THE EXERCISE: In the entries below, find the lines with the word "труда" and copy them.

▬▬▬▬▬▬▬▬▬▬

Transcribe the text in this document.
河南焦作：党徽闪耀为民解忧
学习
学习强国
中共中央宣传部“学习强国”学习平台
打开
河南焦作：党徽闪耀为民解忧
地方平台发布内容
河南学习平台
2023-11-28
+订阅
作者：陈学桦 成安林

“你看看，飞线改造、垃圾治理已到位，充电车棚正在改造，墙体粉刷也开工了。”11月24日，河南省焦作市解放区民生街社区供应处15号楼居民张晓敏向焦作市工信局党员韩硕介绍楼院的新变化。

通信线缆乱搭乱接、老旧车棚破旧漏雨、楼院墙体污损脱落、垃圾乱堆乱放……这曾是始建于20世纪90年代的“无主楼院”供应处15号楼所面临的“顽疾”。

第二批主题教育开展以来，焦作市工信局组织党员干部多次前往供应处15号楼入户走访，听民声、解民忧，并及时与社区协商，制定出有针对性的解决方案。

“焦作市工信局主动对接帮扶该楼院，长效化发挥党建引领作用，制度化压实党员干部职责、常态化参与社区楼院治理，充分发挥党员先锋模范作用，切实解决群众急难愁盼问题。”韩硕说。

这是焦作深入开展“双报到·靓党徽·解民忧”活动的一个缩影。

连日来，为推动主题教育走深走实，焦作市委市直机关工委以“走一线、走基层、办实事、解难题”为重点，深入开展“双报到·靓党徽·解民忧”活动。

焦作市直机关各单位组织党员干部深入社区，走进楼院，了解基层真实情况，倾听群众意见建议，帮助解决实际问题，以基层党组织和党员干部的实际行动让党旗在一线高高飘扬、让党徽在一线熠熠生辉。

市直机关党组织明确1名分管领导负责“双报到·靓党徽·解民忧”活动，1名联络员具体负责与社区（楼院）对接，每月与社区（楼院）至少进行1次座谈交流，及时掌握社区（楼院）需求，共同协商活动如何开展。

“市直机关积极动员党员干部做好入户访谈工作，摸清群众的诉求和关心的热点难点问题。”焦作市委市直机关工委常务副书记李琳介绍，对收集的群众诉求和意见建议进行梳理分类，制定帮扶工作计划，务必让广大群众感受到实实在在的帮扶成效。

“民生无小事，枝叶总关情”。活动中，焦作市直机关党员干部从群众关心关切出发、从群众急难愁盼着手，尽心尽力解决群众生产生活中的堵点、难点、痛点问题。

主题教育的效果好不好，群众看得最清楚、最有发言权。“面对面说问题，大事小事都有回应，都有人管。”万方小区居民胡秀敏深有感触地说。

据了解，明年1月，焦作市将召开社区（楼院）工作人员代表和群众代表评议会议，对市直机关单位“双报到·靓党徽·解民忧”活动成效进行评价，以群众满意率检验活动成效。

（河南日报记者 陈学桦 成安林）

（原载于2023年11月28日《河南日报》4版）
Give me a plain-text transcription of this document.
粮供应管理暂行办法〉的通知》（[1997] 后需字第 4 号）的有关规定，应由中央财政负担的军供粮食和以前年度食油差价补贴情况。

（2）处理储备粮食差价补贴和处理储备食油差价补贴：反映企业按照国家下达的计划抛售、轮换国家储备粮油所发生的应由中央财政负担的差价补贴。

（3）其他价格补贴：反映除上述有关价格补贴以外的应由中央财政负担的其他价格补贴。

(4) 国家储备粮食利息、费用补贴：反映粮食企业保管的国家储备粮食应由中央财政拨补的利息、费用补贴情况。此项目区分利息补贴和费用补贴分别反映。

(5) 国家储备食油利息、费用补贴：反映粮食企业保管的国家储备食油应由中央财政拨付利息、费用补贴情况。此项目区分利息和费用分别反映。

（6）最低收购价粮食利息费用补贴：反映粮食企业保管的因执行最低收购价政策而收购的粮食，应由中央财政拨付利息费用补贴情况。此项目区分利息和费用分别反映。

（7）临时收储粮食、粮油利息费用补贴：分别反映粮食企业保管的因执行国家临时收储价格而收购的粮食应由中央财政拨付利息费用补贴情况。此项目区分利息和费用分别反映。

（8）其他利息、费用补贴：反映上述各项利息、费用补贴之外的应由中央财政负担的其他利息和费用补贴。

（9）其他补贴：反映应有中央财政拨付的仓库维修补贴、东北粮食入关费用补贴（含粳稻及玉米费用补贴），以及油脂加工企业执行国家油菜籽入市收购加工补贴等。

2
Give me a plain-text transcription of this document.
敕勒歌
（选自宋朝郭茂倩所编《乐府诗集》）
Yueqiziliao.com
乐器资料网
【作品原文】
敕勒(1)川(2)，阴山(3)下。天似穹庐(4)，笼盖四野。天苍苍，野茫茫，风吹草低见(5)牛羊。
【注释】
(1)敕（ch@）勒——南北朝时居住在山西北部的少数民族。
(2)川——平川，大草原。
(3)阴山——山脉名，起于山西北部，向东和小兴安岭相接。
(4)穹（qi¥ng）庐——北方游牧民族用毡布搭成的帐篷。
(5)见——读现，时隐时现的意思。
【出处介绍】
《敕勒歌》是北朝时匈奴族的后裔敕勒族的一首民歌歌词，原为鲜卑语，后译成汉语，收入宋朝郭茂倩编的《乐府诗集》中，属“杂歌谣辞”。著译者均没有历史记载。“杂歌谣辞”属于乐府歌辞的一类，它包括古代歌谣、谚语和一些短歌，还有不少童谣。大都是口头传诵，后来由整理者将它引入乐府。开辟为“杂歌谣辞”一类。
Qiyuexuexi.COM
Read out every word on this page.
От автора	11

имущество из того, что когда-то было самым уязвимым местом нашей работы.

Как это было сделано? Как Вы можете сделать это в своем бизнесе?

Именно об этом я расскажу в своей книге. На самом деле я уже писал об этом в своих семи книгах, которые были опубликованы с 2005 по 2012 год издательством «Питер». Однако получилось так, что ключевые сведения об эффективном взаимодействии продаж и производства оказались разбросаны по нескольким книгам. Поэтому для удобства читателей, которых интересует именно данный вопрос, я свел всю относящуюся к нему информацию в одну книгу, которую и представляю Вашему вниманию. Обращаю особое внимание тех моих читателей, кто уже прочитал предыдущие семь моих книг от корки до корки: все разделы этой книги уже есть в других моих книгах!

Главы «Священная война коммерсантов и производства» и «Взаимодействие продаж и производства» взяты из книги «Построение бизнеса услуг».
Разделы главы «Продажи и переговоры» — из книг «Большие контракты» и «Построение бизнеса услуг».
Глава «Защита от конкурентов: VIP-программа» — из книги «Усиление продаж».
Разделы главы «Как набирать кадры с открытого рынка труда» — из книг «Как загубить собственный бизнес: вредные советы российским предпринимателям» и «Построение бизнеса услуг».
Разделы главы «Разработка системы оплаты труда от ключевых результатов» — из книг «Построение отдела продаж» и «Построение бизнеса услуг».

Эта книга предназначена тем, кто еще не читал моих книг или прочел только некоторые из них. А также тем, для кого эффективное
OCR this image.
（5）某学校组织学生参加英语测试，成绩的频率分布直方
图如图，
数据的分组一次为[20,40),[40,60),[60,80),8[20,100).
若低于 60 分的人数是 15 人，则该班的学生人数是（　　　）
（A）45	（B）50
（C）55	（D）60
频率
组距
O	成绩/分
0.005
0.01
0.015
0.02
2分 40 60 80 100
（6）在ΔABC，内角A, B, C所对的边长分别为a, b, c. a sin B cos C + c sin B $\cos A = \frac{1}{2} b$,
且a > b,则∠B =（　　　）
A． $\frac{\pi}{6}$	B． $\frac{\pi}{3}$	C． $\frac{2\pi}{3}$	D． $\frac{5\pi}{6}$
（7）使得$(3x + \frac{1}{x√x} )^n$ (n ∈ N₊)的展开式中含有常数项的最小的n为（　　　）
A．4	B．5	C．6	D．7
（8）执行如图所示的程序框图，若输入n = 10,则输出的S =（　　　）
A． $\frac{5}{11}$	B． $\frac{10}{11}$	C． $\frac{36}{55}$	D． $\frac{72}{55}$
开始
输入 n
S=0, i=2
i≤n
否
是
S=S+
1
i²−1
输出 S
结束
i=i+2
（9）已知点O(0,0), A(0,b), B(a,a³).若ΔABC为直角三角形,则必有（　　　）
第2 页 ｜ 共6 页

▬▬▬▬▬▬▬▬▬▬

WRITTEN REPLY:
Разделы главы «Как набирать кадры с открытого рынка труда» — из книг «Как загубить собственный бизнес: вредные советы российским предпринимателям» и «Построение бизнеса услуг».
Разделы главы «Разработка системы оплаты труда от ключевых результатов» — из книг «Построение отдела продаж» и «Построение бизнеса услуг».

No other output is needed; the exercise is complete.